## AIM
Give the records back in full, exactly as they read.

Structured figure records
___
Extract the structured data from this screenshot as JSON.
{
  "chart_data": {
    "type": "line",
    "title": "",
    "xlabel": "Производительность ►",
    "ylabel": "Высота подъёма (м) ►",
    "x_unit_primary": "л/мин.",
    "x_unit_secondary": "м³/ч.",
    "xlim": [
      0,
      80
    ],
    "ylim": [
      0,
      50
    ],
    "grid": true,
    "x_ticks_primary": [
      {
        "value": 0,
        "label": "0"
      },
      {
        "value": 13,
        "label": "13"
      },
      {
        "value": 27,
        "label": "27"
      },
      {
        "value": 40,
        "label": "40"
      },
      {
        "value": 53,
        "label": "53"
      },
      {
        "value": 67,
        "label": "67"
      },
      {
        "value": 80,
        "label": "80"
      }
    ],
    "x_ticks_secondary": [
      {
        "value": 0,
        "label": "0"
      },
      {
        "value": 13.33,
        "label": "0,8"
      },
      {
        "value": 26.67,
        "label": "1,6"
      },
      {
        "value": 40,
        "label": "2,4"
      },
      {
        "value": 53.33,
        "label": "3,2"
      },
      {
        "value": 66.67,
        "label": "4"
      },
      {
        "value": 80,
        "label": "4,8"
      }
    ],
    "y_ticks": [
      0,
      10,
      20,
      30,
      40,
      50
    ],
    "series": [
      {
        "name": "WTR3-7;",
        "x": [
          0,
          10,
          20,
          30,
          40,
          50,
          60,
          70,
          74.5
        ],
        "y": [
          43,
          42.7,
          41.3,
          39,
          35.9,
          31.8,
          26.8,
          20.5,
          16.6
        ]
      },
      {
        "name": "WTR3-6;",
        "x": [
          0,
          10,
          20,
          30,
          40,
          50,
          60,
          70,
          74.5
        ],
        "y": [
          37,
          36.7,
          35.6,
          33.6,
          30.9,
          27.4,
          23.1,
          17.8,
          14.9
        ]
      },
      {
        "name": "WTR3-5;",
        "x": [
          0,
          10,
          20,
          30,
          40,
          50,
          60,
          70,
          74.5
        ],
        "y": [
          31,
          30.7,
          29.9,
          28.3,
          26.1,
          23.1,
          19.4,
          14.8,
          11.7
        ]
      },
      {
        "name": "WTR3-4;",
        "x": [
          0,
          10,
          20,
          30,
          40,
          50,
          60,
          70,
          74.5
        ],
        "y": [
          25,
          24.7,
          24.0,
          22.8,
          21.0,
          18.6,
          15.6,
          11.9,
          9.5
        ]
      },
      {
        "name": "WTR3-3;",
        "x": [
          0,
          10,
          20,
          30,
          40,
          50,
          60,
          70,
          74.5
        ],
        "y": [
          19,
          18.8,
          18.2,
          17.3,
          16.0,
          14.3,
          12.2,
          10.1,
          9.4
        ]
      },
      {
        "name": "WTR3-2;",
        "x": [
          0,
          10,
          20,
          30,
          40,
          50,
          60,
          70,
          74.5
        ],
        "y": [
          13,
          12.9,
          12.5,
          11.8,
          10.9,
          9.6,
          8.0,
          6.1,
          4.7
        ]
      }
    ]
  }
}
___
## EXERCISE SOLUTION
Extract the structured data from this screenshot as JSON.
{
  "chart_data": {
    "type": "line",
    "title": "",
    "xlabel": "Производительность ►",
    "ylabel": "Высота подъёма (м) ►",
    "x_unit_primary": "л/мин.",
    "x_unit_secondary": "м³/ч.",
    "xlim": [
      0,
      80
    ],
    "ylim": [
      0,
      50
    ],
    "grid": true,
    "x_ticks_primary": [
      {
        "value": 0,
        "label": "0"
      },
      {
        "value": 13,
        "label": "13"
      },
      {
        "value": 27,
        "label": "27"
      },
      {
        "value": 40,
        "label": "40"
      },
      {
        "value": 53,
        "label": "53"
      },
      {
        "value": 67,
        "label": "67"
      },
      {
        "value": 80,
        "label": "80"
      }
    ],
    "x_ticks_secondary": [
      {
        "value": 0,
        "label": "0"
      },
      {
        "value": 13.33,
        "label": "0,8"
      },
      {
        "value": 26.67,
        "label": "1,6"
      },
      {
        "value": 40,
        "label": "2,4"
      },
      {
        "value": 53.33,
        "label": "3,2"
      },
      {
        "value": 66.67,
        "label": "4"
      },
      {
        "value": 80,
        "label": "4,8"
      }
    ],
    "y_ticks": [
      0,
      10,
      20,
      30,
      40,
      50
    ],
    "series": [
      {
        "name": "WTR3-7;",
        "x": [
          0,
          10,
          20,
          30,
          40,
          50,
          60,
          70,
          74.5
        ],
        "y": [
          43,
          42.7,
          41.3,
          39,
          35.9,
          31.8,
          26.8,
          20.5,
          16.6
        ]
      },
      {
        "name": "WTR3-6;",
        "x": [
          0,
          10,
          20,
          30,
          40,
          50,
          60,
          70,
          74.5
        ],
        "y": [
          37,
          36.7,
          35.6,
          33.6,
          30.9,
          27.4,
          23.1,
          17.8,
          14.9
        ]
      },
      {
        "name": "WTR3-5;",
        "x": [
          0,
          10,
          20,
          30,
          40,
          50,
          60,
          70,
          74.5
        ],
        "y": [
          31,
          30.7,
          29.9,
          28.3,
          26.1,
          23.1,
          19.4,
          14.8,
          11.7
        ]
      },
      {
        "name": "WTR3-4;",
        "x": [
          0,
          10,
          20,
          30,
          40,
          50,
          60,
          70,
          74.5
        ],
        "y": [
          25,
          24.7,
          24.0,
          22.8,
          21.0,
          18.6,
          15.6,
          11.9,
          9.5
        ]
      },
      {
        "name": "WTR3-3;",
        "x": [
          0,
          10,
          20,
          30,
          40,
          50,
          60,
          70,
          74.5
        ],
        "y": [
          19,
          18.8,
          18.2,
          17.3,
          16.0,
          14.3,
          12.2,
          10.1,
          9.4
        ]
      },
      {
        "name": "WTR3-2;",
        "x": [
          0,
          10,
          20,
          30,
          40,
          50,
          60,
          70,
          74.5
        ],
        "y": [
          13,
          12.9,
          12.5,
          11.8,
          10.9,
          9.6,
          8.0,
          6.1,
          4.7
        ]
      }
    ]
  }
}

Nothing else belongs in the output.